TASK REQUIREMENTS: Tell me how many lines hold "start", please, using only the number.

EXTRACTED MATERIAL:

__________________________________________________

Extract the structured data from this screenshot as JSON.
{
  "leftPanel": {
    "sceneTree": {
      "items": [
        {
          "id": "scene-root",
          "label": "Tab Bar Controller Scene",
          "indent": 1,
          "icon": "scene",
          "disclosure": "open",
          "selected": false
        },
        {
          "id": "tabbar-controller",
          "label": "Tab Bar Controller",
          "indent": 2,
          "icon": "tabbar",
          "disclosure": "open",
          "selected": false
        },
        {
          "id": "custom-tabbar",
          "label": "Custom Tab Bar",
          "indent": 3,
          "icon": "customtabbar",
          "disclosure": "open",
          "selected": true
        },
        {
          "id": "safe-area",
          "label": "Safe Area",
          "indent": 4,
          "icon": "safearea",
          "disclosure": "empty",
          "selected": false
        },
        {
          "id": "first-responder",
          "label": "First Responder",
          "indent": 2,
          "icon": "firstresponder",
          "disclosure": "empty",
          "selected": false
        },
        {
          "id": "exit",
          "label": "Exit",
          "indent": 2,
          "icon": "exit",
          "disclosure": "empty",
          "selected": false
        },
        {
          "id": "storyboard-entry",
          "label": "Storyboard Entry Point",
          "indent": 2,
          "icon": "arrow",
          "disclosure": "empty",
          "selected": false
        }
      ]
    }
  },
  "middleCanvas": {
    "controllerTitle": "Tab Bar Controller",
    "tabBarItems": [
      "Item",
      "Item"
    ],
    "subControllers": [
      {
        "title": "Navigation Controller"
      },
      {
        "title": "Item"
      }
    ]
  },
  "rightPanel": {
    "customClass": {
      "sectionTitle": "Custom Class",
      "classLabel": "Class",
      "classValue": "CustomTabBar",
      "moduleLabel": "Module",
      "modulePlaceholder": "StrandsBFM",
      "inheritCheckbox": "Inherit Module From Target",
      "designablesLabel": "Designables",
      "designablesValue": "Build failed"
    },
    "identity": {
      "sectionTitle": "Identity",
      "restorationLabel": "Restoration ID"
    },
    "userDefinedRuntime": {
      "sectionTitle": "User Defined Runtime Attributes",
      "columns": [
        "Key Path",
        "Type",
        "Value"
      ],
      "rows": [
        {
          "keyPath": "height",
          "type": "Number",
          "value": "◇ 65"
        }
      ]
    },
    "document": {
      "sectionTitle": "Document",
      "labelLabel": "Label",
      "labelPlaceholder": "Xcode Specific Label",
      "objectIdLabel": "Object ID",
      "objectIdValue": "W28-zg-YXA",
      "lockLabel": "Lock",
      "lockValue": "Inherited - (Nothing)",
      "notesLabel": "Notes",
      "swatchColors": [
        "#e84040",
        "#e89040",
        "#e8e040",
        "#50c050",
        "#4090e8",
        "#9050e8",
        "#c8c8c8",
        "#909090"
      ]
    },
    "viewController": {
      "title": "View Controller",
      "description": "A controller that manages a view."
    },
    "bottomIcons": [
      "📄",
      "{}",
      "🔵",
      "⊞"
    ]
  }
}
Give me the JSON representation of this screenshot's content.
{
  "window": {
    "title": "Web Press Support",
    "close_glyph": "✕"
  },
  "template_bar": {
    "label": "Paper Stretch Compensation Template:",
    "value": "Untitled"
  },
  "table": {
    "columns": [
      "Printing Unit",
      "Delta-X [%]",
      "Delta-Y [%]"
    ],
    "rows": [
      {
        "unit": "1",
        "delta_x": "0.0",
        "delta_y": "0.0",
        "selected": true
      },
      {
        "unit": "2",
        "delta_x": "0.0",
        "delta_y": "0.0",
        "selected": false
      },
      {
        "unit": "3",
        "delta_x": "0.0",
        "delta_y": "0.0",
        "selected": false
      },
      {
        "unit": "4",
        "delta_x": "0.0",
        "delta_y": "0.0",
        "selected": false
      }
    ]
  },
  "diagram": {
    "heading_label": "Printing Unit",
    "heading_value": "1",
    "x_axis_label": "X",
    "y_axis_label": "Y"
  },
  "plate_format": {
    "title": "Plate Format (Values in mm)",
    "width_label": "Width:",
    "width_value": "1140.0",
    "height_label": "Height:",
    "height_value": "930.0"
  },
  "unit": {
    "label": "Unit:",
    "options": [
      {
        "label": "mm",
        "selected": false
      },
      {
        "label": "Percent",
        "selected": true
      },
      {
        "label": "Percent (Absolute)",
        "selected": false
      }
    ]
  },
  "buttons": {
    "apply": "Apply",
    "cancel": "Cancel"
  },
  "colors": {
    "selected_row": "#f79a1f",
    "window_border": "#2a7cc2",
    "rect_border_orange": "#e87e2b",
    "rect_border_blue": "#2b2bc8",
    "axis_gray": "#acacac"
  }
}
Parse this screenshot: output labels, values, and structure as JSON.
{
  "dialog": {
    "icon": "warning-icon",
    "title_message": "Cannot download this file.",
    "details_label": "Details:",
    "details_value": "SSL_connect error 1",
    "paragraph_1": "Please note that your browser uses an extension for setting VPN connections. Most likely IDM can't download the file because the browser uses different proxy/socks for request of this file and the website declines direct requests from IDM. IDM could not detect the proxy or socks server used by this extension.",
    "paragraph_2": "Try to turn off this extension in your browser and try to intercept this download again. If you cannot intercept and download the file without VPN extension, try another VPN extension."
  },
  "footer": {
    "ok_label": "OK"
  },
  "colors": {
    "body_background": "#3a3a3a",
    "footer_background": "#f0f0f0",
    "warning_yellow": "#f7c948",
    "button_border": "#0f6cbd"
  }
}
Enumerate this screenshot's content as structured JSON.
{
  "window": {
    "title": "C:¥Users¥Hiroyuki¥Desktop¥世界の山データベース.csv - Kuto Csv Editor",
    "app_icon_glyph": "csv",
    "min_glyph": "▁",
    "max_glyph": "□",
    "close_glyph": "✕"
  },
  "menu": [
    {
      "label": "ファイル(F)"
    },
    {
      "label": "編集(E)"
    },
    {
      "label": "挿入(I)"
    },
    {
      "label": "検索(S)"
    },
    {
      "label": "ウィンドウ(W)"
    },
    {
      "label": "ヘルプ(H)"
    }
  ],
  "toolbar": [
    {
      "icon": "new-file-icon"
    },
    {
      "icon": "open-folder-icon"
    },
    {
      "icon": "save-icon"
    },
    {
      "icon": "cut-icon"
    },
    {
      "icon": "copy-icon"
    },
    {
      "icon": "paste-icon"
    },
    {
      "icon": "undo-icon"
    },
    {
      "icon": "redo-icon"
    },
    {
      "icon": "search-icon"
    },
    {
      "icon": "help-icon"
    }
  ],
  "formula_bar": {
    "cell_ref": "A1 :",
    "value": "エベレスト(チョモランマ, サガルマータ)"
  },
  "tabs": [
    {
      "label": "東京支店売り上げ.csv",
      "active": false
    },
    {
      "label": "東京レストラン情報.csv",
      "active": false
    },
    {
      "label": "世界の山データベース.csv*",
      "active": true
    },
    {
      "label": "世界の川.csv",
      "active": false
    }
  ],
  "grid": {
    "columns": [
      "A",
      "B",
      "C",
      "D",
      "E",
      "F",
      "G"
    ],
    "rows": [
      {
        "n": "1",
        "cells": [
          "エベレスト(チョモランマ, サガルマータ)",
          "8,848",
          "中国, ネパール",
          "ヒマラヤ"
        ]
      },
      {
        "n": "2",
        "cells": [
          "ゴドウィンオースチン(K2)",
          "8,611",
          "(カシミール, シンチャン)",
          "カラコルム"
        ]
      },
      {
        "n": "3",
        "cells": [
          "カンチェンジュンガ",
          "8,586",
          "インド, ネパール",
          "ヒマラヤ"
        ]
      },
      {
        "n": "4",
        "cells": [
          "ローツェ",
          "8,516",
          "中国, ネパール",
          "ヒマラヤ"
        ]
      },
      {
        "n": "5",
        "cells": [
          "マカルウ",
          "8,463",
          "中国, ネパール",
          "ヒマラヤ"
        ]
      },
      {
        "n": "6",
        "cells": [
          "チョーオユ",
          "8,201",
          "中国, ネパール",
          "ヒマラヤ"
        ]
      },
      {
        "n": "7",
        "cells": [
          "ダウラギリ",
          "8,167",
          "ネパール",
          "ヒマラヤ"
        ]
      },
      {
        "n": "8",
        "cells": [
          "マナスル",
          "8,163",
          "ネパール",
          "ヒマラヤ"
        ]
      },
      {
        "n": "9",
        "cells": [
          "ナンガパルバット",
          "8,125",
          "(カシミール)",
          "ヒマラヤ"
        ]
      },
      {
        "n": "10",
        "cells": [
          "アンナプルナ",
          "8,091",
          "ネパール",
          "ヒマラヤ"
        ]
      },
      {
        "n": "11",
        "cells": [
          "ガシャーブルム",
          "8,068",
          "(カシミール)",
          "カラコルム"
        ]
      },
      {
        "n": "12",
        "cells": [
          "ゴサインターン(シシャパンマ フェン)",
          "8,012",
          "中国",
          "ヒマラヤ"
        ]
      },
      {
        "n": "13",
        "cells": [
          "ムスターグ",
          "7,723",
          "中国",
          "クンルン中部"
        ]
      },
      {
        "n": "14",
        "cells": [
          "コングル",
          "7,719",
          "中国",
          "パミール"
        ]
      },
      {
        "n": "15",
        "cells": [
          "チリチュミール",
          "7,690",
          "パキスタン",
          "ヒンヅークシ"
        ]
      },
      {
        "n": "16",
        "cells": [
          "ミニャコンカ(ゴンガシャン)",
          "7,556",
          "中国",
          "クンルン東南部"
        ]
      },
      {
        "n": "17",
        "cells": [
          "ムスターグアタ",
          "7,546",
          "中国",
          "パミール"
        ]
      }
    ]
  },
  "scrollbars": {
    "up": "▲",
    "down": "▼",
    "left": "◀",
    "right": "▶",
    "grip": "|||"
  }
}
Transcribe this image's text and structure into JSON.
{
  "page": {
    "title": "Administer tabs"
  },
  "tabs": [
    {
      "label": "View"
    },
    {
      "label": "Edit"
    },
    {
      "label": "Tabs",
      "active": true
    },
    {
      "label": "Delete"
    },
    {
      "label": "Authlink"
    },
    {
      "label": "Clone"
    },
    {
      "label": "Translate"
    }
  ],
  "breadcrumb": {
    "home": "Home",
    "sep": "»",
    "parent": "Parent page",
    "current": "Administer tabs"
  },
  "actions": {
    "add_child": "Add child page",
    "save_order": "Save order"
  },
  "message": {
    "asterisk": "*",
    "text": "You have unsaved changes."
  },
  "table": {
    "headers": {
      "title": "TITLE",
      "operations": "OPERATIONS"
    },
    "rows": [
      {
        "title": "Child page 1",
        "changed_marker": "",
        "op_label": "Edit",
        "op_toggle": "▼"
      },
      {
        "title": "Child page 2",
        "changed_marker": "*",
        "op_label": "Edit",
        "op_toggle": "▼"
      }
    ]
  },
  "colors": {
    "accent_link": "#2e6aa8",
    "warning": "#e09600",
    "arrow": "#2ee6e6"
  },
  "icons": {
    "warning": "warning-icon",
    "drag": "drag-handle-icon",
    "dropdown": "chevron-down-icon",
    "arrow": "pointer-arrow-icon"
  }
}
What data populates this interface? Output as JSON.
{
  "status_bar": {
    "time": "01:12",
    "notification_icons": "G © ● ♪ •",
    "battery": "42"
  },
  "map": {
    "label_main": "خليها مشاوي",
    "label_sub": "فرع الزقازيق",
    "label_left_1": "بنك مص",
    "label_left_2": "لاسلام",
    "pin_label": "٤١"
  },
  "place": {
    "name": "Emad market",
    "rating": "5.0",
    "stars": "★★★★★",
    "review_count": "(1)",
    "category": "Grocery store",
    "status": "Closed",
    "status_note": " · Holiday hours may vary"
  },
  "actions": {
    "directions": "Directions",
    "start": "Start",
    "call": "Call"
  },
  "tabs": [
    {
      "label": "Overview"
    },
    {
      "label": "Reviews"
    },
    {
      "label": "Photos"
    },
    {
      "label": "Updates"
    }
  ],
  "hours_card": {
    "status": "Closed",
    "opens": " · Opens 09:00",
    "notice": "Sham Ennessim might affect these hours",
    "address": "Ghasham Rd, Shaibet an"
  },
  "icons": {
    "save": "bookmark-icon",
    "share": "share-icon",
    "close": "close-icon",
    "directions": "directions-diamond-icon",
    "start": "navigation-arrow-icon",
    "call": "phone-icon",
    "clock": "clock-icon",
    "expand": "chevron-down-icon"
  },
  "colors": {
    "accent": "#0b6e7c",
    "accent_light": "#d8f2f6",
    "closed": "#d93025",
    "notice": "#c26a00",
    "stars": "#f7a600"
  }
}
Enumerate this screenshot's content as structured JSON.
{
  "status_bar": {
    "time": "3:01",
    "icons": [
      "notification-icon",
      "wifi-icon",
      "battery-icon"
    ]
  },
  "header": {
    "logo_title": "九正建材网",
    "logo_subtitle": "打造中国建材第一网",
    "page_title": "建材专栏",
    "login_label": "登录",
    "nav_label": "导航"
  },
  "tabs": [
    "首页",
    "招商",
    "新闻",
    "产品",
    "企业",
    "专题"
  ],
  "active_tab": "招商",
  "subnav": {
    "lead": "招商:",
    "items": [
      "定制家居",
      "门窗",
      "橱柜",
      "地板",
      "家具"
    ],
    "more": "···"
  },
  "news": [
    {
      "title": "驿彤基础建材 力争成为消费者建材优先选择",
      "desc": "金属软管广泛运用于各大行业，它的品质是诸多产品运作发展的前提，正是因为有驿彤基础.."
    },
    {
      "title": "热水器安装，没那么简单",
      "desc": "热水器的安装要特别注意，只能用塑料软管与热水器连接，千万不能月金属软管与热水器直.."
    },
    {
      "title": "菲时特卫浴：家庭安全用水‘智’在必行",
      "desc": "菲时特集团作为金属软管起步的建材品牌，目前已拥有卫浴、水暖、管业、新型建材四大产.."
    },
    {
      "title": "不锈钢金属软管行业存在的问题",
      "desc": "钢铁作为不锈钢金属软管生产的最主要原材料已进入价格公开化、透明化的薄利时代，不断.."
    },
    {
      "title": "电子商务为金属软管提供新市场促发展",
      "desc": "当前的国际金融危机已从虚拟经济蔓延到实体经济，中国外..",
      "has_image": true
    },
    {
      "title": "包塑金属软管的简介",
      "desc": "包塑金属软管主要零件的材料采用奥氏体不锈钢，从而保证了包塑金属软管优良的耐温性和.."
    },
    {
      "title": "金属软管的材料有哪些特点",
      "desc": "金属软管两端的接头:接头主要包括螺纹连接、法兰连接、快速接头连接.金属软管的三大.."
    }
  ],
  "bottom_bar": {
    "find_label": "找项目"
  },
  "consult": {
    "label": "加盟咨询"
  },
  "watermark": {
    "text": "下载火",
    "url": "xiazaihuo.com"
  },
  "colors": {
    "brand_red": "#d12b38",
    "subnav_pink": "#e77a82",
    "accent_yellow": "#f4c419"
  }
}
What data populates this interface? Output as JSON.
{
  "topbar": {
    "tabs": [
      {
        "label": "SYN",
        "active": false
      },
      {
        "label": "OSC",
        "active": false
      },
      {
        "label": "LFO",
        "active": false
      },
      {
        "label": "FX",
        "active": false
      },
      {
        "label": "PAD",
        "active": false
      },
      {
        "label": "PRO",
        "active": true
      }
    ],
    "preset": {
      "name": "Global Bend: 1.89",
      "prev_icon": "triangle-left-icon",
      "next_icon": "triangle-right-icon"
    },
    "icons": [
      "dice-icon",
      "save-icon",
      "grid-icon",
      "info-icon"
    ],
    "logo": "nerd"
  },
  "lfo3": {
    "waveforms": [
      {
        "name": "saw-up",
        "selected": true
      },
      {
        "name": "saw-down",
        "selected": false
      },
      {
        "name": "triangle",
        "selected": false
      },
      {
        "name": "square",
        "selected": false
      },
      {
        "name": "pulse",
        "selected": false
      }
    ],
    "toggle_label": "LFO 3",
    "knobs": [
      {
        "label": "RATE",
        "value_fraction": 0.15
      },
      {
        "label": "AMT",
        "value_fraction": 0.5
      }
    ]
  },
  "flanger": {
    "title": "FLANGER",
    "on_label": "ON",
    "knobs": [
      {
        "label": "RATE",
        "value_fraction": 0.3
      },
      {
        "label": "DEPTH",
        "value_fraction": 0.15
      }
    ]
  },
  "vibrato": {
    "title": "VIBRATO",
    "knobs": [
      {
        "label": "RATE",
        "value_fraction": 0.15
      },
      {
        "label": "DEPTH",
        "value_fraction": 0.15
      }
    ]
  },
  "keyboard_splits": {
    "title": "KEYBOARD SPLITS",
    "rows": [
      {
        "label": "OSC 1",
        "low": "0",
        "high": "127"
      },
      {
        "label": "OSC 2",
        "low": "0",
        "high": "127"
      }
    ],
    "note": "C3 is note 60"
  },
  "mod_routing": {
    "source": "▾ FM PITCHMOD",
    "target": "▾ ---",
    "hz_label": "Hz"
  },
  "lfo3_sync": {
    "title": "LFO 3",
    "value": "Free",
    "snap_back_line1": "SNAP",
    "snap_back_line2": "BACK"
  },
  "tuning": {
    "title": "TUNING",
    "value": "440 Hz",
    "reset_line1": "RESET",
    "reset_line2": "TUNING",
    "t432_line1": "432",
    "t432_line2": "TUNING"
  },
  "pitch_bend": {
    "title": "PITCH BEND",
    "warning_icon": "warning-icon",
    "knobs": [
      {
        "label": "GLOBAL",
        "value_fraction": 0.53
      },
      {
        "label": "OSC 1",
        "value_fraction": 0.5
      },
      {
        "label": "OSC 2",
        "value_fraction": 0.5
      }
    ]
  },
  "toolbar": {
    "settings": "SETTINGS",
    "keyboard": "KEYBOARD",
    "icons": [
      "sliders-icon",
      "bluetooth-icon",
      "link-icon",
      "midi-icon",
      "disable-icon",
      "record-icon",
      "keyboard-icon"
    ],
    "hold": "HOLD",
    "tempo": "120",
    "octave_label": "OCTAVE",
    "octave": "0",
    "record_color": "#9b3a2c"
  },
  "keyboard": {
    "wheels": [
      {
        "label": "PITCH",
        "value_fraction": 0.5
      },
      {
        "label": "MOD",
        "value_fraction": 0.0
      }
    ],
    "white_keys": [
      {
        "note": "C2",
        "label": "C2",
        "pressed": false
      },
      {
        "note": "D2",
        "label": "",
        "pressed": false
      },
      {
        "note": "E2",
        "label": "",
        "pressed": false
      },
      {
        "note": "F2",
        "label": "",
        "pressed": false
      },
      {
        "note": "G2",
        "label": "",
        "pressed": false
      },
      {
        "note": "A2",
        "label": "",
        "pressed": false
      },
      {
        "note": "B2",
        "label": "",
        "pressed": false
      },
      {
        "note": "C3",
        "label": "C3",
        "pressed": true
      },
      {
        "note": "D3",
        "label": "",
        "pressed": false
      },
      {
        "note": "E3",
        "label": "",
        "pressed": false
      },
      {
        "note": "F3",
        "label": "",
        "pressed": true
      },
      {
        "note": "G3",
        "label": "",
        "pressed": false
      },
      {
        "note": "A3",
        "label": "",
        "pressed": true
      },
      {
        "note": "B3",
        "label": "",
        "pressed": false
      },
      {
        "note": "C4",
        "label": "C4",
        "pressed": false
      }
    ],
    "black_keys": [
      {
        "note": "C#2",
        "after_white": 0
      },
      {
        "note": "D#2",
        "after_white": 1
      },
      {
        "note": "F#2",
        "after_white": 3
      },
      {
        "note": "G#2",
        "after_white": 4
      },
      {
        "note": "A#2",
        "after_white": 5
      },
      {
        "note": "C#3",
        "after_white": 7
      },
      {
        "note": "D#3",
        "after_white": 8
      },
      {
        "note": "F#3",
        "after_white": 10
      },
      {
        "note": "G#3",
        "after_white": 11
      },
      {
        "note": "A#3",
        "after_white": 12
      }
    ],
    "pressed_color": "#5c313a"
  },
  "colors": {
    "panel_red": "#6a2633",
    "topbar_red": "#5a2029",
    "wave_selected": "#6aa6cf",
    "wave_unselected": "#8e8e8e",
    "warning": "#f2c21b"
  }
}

__________________________________________________

TASK ANSWER: 2